- _Exercise_
In the records below, count every line containing "JSON". Reply with the number only.

- _Exercise data_

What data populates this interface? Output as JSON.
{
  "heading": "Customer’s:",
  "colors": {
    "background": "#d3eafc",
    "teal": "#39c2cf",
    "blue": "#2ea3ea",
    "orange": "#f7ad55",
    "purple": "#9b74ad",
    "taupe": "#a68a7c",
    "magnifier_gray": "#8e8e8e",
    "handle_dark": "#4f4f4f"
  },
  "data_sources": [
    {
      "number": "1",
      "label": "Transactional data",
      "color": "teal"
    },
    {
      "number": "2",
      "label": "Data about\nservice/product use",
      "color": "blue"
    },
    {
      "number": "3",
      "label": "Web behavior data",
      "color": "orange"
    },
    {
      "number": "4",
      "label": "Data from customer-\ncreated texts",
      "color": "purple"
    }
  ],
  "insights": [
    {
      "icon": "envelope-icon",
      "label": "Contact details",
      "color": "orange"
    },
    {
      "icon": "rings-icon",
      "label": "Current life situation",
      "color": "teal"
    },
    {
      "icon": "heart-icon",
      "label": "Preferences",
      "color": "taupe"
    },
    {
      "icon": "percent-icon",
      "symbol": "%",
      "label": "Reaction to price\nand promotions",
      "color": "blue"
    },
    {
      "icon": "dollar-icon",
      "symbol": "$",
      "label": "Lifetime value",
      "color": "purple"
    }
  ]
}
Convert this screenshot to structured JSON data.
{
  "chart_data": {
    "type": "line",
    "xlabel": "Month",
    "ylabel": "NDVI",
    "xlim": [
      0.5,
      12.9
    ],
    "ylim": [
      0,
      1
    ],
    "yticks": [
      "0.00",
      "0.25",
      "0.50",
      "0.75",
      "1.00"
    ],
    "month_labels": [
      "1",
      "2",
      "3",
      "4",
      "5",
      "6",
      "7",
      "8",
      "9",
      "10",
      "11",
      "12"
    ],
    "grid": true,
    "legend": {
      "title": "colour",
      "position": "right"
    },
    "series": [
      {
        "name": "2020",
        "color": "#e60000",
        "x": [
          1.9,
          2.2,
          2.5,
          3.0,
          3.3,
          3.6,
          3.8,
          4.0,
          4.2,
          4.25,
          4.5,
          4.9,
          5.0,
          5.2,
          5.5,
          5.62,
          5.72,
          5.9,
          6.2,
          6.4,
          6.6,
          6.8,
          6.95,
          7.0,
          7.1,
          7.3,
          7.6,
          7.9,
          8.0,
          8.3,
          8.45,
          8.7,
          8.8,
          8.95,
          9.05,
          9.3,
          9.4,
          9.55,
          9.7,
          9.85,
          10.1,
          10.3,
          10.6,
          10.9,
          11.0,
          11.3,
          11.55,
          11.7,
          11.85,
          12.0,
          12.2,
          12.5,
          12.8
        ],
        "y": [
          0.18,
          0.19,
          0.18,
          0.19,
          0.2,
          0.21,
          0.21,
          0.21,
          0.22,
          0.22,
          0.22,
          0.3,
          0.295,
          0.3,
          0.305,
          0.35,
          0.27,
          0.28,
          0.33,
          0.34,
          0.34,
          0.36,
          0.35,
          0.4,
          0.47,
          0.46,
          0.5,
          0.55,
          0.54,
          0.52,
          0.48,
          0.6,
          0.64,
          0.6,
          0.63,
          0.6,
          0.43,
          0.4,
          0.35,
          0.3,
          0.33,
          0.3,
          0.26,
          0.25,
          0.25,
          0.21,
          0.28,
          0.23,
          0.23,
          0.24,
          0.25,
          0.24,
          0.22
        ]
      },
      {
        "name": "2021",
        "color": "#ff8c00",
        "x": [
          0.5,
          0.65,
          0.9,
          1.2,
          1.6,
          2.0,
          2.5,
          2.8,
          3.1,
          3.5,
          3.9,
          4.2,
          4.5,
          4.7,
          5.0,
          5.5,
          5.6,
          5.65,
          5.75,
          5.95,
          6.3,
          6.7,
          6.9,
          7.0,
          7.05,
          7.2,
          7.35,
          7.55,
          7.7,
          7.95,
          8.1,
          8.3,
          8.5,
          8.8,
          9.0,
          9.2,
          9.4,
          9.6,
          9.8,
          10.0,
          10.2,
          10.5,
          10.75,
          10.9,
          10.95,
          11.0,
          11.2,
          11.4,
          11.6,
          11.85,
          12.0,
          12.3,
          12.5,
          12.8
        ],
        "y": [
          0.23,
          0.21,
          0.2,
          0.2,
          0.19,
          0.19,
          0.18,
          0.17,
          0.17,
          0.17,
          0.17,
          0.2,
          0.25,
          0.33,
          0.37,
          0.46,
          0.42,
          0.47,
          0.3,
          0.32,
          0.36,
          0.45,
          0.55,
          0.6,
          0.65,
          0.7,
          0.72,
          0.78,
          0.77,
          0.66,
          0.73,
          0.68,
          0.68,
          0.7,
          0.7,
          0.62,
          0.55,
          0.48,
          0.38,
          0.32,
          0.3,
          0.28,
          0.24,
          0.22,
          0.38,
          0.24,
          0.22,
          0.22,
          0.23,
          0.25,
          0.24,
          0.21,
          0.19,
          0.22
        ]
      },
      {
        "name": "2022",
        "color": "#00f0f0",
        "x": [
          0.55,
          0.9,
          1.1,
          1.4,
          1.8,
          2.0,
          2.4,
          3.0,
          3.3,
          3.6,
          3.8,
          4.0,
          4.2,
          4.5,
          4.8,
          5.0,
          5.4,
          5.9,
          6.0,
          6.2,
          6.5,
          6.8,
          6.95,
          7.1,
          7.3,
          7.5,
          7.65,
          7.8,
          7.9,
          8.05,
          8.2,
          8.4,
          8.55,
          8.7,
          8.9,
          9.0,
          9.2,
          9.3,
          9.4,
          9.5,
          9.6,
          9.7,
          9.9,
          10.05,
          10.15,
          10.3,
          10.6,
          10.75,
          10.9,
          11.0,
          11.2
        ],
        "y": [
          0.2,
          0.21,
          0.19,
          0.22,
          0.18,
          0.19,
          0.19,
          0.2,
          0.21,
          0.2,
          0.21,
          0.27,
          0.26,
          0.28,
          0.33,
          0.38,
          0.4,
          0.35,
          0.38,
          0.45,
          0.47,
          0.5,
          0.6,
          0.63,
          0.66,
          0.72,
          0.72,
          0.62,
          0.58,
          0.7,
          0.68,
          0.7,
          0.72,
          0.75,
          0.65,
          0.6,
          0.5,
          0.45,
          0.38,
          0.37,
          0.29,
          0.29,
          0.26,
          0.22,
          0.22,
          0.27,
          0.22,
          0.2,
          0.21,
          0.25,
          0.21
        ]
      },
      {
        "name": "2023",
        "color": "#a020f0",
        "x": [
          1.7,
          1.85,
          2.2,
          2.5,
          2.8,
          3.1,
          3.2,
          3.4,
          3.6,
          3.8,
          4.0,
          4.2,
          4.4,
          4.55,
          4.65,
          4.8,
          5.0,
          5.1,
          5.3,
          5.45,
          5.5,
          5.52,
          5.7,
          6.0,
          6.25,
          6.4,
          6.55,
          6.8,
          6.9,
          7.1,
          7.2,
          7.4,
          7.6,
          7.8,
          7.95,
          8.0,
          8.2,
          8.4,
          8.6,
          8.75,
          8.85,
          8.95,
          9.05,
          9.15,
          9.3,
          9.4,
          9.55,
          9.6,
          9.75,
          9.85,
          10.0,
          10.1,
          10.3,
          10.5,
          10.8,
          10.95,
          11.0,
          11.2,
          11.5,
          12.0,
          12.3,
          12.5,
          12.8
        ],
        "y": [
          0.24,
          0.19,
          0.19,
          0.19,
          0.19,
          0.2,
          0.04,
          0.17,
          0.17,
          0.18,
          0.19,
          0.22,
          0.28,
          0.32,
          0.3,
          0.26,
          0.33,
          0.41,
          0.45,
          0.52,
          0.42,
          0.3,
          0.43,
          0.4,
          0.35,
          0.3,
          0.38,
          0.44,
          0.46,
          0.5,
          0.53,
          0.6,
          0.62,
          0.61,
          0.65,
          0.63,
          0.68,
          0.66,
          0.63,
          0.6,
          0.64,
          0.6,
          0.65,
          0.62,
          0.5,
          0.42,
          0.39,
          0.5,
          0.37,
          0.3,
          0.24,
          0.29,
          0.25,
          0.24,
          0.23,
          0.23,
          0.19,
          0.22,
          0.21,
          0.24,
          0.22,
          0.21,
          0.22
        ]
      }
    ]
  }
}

- _Solution for this exercise_
2